**TEXT BLOCK**
start

There are games that are usable because they adhere to traditional and "fun" unrealistic conventions (e.g. standing unbalanced on the last pixel of a platform in a platformer) and games that are usable because they adhere to physical intuition (e.g. unlimited-speed Asteroids); with "some simple physics" you risk to fall in the middle, with an impractical simulation that is too complex and quirky to be realistic and too strange and unpredictable to be conventional.
Quote:

I want the player to be always straight up.
In outer space there is no "straight up". I think you really want to align the astronaut with the screen, and perhaps keep him completely or partially centered, for user interface reasons; but you can let him move naturally and rotate and translate the viewport to place him as desired, instead of hacking the physical model and opening the door to worse problems.
Quote:


Should I create the player's body and shape and set the rotational inertia to 0? Then nothing can tilt the player over. What if I want the player to rotate when for example a bomb explodes and throws him into the air? Maybe I can set the rotational inertia back to a positive number? Or should I always have the player with an inertia not equal to 0 and write a function that balances the player on the ground?

You can use a correct inertia moment and apply (with the mentioned jetpack and other very visible means) torques and forces that compensates unwanted pushing, when the astronaut wants and with appropriate limitations and quirks. Small nozzles on the shoulders, pointing straight forward and straight back, should be good-looking and physically sensible (as far as possible from the center of mass while still on the astronaut's torso).

end

**STORED ROWS**

start

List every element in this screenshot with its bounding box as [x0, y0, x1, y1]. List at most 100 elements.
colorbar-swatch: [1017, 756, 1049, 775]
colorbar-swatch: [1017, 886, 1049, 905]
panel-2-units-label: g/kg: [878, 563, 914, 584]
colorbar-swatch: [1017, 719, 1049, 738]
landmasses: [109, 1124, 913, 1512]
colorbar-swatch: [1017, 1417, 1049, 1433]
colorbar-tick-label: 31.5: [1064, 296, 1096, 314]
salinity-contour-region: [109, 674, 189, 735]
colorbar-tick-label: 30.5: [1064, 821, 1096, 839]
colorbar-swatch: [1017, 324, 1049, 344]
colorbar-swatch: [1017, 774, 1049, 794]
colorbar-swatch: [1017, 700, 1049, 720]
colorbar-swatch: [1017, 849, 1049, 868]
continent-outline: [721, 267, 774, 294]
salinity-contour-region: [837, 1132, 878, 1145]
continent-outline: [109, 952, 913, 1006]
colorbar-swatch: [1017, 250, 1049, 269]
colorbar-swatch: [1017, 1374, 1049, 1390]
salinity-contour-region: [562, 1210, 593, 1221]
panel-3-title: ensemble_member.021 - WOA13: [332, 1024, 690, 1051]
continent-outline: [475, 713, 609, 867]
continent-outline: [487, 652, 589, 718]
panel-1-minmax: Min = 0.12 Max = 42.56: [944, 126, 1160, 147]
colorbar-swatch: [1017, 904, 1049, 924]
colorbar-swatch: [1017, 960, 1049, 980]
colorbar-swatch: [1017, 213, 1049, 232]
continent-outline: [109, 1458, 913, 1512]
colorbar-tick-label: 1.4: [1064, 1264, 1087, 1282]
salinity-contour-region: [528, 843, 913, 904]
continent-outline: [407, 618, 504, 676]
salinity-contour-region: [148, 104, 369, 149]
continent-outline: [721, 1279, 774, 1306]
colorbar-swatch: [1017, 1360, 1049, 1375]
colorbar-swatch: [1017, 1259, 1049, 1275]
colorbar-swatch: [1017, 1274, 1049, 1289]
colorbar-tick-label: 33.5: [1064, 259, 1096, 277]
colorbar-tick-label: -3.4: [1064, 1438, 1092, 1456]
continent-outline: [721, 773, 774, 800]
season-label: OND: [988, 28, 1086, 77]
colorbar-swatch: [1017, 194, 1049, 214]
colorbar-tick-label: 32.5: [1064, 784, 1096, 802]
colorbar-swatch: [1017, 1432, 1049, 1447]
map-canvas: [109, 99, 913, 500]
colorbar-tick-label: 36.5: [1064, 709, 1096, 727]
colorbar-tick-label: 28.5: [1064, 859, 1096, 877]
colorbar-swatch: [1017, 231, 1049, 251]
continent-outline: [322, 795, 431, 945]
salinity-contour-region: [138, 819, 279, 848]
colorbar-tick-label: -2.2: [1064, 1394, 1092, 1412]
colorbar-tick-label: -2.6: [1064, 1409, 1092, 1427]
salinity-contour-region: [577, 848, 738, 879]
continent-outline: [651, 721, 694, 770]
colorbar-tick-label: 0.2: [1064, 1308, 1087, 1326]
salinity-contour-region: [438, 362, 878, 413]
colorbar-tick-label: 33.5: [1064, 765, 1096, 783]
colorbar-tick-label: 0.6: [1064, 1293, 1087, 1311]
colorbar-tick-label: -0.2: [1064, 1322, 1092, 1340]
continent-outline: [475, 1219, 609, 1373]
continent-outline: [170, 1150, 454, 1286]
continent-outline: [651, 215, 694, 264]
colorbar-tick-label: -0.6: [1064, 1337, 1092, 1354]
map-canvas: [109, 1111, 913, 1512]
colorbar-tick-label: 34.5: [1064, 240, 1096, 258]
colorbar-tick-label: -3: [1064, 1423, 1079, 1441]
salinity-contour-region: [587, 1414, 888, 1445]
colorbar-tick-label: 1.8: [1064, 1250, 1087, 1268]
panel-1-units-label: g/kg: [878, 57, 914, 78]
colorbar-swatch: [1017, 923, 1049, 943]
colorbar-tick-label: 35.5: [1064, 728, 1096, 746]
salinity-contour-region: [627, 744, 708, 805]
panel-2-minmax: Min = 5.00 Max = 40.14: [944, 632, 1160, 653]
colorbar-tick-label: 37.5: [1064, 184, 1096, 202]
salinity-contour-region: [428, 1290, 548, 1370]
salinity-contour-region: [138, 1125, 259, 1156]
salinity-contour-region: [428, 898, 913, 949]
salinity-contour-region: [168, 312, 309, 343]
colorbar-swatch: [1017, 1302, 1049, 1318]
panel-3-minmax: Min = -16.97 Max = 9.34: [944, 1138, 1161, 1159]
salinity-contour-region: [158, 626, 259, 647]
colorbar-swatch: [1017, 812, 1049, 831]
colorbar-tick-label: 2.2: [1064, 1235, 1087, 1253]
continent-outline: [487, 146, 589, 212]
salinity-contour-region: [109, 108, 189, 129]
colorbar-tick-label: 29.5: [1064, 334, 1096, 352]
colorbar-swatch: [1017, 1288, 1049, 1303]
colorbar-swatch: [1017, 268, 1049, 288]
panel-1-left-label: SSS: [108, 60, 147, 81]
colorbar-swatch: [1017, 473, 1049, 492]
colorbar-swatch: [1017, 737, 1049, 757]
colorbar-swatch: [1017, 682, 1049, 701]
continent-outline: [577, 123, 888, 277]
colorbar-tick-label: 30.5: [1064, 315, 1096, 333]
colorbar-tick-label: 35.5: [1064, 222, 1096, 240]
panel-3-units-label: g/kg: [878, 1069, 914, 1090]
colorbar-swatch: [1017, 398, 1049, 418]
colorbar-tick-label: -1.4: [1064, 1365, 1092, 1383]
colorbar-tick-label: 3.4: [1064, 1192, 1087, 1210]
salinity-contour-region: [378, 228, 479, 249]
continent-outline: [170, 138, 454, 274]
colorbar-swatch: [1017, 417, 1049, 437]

end

**SHORT EXERCISE A**
According to the game physics text, where should the small nozzles go on the astronaut, and which way should they point?
**SHORT EXERCISE B**
Extend the game physics text from its last sentence.
The records come from an unrelated source.

**TASK RESPONSE A**
On the shoulders, pointing straight forward and straight back.

**TASK RESPONSE B**
Quote:

What I would really like is when you are able to rotate the player while you are in the air (with your jet pack) but not on the ground. You can press keys to rotate the player and another to accelerate him in the direction he is facing.
A straightforward control scheme, but does the jetpack point up or forward? Is there any gravity or fake gravity? And most importantly, what happens "on the ground"?
My first choice would be a jetpack pointing up, that always propels the astronaut where his head points (up arrow), and left/right arrows that make the astronaut walk when his feet are in contact with a surface (easily deduced by the reported contact points), regardless of gravity (he can have magnetic boots), and make him turn when he's flying or falling (at a fixed speed, firing a propulsor briefly when the key is pressed and the contrary one while the key is released; this translates into applying a torque to accelerate and to decelerate for a few simulation frames, with constant angular speed in the middle).
Quote:

But what if you land on the ground upside down? The game has to apply a torque that it turns back? (stand up)

Predict the time to impact and automatically turn him with his thrusters. You might get away without adding animations for staggering and for standing up from prone and supine positions.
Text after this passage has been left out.